> TASK INSTRUCTIONS
Below is some material; transcribe all of it exactly.

— Begin DATA LISTING —

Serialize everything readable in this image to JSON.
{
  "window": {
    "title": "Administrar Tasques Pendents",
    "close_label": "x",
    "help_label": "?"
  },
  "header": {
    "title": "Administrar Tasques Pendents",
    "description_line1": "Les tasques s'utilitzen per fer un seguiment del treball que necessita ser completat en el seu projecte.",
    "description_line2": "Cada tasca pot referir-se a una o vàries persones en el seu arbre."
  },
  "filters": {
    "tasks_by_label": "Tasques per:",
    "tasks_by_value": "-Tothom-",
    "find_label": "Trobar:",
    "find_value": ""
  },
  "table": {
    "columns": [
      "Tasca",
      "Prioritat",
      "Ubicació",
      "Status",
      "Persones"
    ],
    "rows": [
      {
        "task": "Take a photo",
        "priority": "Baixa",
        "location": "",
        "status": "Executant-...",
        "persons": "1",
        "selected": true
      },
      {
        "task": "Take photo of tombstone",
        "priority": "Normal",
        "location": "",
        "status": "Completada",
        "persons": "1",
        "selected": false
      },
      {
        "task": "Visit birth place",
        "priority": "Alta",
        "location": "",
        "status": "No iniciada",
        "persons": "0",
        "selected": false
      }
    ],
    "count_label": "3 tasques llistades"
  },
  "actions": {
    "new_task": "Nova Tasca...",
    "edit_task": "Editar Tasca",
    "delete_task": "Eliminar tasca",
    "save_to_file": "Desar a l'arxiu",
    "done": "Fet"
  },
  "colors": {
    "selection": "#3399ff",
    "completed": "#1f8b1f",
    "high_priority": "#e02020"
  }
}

— End DATA LISTING —

> THE OUTPUT
Serialize everything readable in this image to JSON.
{
  "window": {
    "title": "Administrar Tasques Pendents",
    "close_label": "x",
    "help_label": "?"
  },
  "header": {
    "title": "Administrar Tasques Pendents",
    "description_line1": "Les tasques s'utilitzen per fer un seguiment del treball que necessita ser completat en el seu projecte.",
    "description_line2": "Cada tasca pot referir-se a una o vàries persones en el seu arbre."
  },
  "filters": {
    "tasks_by_label": "Tasques per:",
    "tasks_by_value": "-Tothom-",
    "find_label": "Trobar:",
    "find_value": ""
  },
  "table": {
    "columns": [
      "Tasca",
      "Prioritat",
      "Ubicació",
      "Status",
      "Persones"
    ],
    "rows": [
      {
        "task": "Take a photo",
        "priority": "Baixa",
        "location": "",
        "status": "Executant-...",
        "persons": "1",
        "selected": true
      },
      {
        "task": "Take photo of tombstone",
        "priority": "Normal",
        "location": "",
        "status": "Completada",
        "persons": "1",
        "selected": false
      },
      {
        "task": "Visit birth place",
        "priority": "Alta",
        "location": "",
        "status": "No iniciada",
        "persons": "0",
        "selected": false
      }
    ],
    "count_label": "3 tasques llistades"
  },
  "actions": {
    "new_task": "Nova Tasca...",
    "edit_task": "Editar Tasca",
    "delete_task": "Eliminar tasca",
    "save_to_file": "Desar a l'arxiu",
    "done": "Fet"
  },
  "colors": {
    "selection": "#3399ff",
    "completed": "#1f8b1f",
    "high_priority": "#e02020"
  }
}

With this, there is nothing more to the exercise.